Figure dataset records
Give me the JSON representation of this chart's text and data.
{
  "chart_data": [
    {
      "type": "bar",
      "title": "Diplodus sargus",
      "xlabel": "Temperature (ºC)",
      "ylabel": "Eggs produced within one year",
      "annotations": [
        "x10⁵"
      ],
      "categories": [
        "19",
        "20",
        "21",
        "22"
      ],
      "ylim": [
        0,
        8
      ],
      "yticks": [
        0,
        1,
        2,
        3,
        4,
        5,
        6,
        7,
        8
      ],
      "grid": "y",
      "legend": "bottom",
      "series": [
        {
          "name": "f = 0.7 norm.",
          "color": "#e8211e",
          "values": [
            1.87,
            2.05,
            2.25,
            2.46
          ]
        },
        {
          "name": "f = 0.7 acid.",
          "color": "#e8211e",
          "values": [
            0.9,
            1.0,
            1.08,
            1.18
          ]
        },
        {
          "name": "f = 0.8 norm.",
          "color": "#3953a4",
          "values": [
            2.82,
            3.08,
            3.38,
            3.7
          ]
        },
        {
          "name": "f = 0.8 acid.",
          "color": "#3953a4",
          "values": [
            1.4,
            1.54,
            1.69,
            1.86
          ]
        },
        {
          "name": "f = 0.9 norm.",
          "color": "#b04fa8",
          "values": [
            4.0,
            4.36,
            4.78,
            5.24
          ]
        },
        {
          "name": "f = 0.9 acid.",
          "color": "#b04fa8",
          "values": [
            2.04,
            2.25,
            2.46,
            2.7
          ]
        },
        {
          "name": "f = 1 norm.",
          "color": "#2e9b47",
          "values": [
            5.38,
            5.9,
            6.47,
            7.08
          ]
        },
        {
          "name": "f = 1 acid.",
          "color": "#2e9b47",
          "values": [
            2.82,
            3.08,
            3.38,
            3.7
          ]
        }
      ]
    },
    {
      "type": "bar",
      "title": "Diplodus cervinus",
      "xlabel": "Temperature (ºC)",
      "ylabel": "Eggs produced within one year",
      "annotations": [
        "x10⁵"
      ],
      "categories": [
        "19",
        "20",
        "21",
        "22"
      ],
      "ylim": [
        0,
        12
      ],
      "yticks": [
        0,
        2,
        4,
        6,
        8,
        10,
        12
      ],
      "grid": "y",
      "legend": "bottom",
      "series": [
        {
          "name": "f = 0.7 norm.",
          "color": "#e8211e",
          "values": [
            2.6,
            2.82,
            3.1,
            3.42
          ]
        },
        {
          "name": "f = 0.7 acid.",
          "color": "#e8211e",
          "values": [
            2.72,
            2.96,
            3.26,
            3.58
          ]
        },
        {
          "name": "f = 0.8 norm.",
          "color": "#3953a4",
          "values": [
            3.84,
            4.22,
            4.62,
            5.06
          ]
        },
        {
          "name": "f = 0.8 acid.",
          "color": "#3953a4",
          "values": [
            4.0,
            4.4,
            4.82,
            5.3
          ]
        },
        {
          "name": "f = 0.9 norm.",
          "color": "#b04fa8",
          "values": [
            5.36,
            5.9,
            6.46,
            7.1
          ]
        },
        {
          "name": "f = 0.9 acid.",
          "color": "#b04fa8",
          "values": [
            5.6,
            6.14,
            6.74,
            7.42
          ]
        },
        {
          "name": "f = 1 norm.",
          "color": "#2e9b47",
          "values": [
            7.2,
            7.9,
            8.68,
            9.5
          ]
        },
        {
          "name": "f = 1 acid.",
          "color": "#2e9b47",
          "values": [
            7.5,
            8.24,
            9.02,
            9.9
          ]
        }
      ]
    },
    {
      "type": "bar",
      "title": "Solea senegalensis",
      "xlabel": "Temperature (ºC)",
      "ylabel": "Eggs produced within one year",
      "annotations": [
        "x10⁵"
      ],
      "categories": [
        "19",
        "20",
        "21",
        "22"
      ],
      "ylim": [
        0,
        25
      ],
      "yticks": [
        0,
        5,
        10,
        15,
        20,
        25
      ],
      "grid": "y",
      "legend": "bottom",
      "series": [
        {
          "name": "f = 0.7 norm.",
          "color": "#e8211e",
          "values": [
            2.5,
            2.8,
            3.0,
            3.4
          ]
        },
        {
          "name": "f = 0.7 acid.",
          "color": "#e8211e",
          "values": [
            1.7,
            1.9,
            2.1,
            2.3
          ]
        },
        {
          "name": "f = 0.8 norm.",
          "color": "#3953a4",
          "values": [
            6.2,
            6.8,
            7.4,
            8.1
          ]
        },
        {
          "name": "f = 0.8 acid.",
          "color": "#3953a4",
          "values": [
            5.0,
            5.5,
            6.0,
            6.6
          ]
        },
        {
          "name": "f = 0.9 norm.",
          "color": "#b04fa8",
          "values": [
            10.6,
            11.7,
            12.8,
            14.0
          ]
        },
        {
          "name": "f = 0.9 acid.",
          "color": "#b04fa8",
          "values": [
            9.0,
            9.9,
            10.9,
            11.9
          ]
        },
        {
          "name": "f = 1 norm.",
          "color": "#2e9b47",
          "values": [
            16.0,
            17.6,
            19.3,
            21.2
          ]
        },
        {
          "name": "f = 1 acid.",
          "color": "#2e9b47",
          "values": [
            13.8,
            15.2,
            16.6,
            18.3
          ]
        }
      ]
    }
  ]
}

> _SET PROBLEM_
Every line above needs to be retyped exactly.

> _EXERCISE RESULT_
Give me the JSON representation of this chart's text and data.
{
  "chart_data": [
    {
      "type": "bar",
      "title": "Diplodus sargus",
      "xlabel": "Temperature (ºC)",
      "ylabel": "Eggs produced within one year",
      "annotations": [
        "x10⁵"
      ],
      "categories": [
        "19",
        "20",
        "21",
        "22"
      ],
      "ylim": [
        0,
        8
      ],
      "yticks": [
        0,
        1,
        2,
        3,
        4,
        5,
        6,
        7,
        8
      ],
      "grid": "y",
      "legend": "bottom",
      "series": [
        {
          "name": "f = 0.7 norm.",
          "color": "#e8211e",
          "values": [
            1.87,
            2.05,
            2.25,
            2.46
          ]
        },
        {
          "name": "f = 0.7 acid.",
          "color": "#e8211e",
          "values": [
            0.9,
            1.0,
            1.08,
            1.18
          ]
        },
        {
          "name": "f = 0.8 norm.",
          "color": "#3953a4",
          "values": [
            2.82,
            3.08,
            3.38,
            3.7
          ]
        },
        {
          "name": "f = 0.8 acid.",
          "color": "#3953a4",
          "values": [
            1.4,
            1.54,
            1.69,
            1.86
          ]
        },
        {
          "name": "f = 0.9 norm.",
          "color": "#b04fa8",
          "values": [
            4.0,
            4.36,
            4.78,
            5.24
          ]
        },
        {
          "name": "f = 0.9 acid.",
          "color": "#b04fa8",
          "values": [
            2.04,
            2.25,
            2.46,
            2.7
          ]
        },
        {
          "name": "f = 1 norm.",
          "color": "#2e9b47",
          "values": [
            5.38,
            5.9,
            6.47,
            7.08
          ]
        },
        {
          "name": "f = 1 acid.",
          "color": "#2e9b47",
          "values": [
            2.82,
            3.08,
            3.38,
            3.7
          ]
        }
      ]
    },
    {
      "type": "bar",
      "title": "Diplodus cervinus",
      "xlabel": "Temperature (ºC)",
      "ylabel": "Eggs produced within one year",
      "annotations": [
        "x10⁵"
      ],
      "categories": [
        "19",
        "20",
        "21",
        "22"
      ],
      "ylim": [
        0,
        12
      ],
      "yticks": [
        0,
        2,
        4,
        6,
        8,
        10,
        12
      ],
      "grid": "y",
      "legend": "bottom",
      "series": [
        {
          "name": "f = 0.7 norm.",
          "color": "#e8211e",
          "values": [
            2.6,
            2.82,
            3.1,
            3.42
          ]
        },
        {
          "name": "f = 0.7 acid.",
          "color": "#e8211e",
          "values": [
            2.72,
            2.96,
            3.26,
            3.58
          ]
        },
        {
          "name": "f = 0.8 norm.",
          "color": "#3953a4",
          "values": [
            3.84,
            4.22,
            4.62,
            5.06
          ]
        },
        {
          "name": "f = 0.8 acid.",
          "color": "#3953a4",
          "values": [
            4.0,
            4.4,
            4.82,
            5.3
          ]
        },
        {
          "name": "f = 0.9 norm.",
          "color": "#b04fa8",
          "values": [
            5.36,
            5.9,
            6.46,
            7.1
          ]
        },
        {
          "name": "f = 0.9 acid.",
          "color": "#b04fa8",
          "values": [
            5.6,
            6.14,
            6.74,
            7.42
          ]
        },
        {
          "name": "f = 1 norm.",
          "color": "#2e9b47",
          "values": [
            7.2,
            7.9,
            8.68,
            9.5
          ]
        },
        {
          "name": "f = 1 acid.",
          "color": "#2e9b47",
          "values": [
            7.5,
            8.24,
            9.02,
            9.9
          ]
        }
      ]
    },
    {
      "type": "bar",
      "title": "Solea senegalensis",
      "xlabel": "Temperature (ºC)",
      "ylabel": "Eggs produced within one year",
      "annotations": [
        "x10⁵"
      ],
      "categories": [
        "19",
        "20",
        "21",
        "22"
      ],
      "ylim": [
        0,
        25
      ],
      "yticks": [
        0,
        5,
        10,
        15,
        20,
        25
      ],
      "grid": "y",
      "legend": "bottom",
      "series": [
        {
          "name": "f = 0.7 norm.",
          "color": "#e8211e",
          "values": [
            2.5,
            2.8,
            3.0,
            3.4
          ]
        },
        {
          "name": "f = 0.7 acid.",
          "color": "#e8211e",
          "values": [
            1.7,
            1.9,
            2.1,
            2.3
          ]
        },
        {
          "name": "f = 0.8 norm.",
          "color": "#3953a4",
          "values": [
            6.2,
            6.8,
            7.4,
            8.1
          ]
        },
        {
          "name": "f = 0.8 acid.",
          "color": "#3953a4",
          "values": [
            5.0,
            5.5,
            6.0,
            6.6
          ]
        },
        {
          "name": "f = 0.9 norm.",
          "color": "#b04fa8",
          "values": [
            10.6,
            11.7,
            12.8,
            14.0
          ]
        },
        {
          "name": "f = 0.9 acid.",
          "color": "#b04fa8",
          "values": [
            9.0,
            9.9,
            10.9,
            11.9
          ]
        },
        {
          "name": "f = 1 norm.",
          "color": "#2e9b47",
          "values": [
            16.0,
            17.6,
            19.3,
            21.2
          ]
        },
        {
          "name": "f = 1 acid.",
          "color": "#2e9b47",
          "values": [
            13.8,
            15.2,
            16.6,
            18.3
          ]
        }
      ]
    }
  ]
}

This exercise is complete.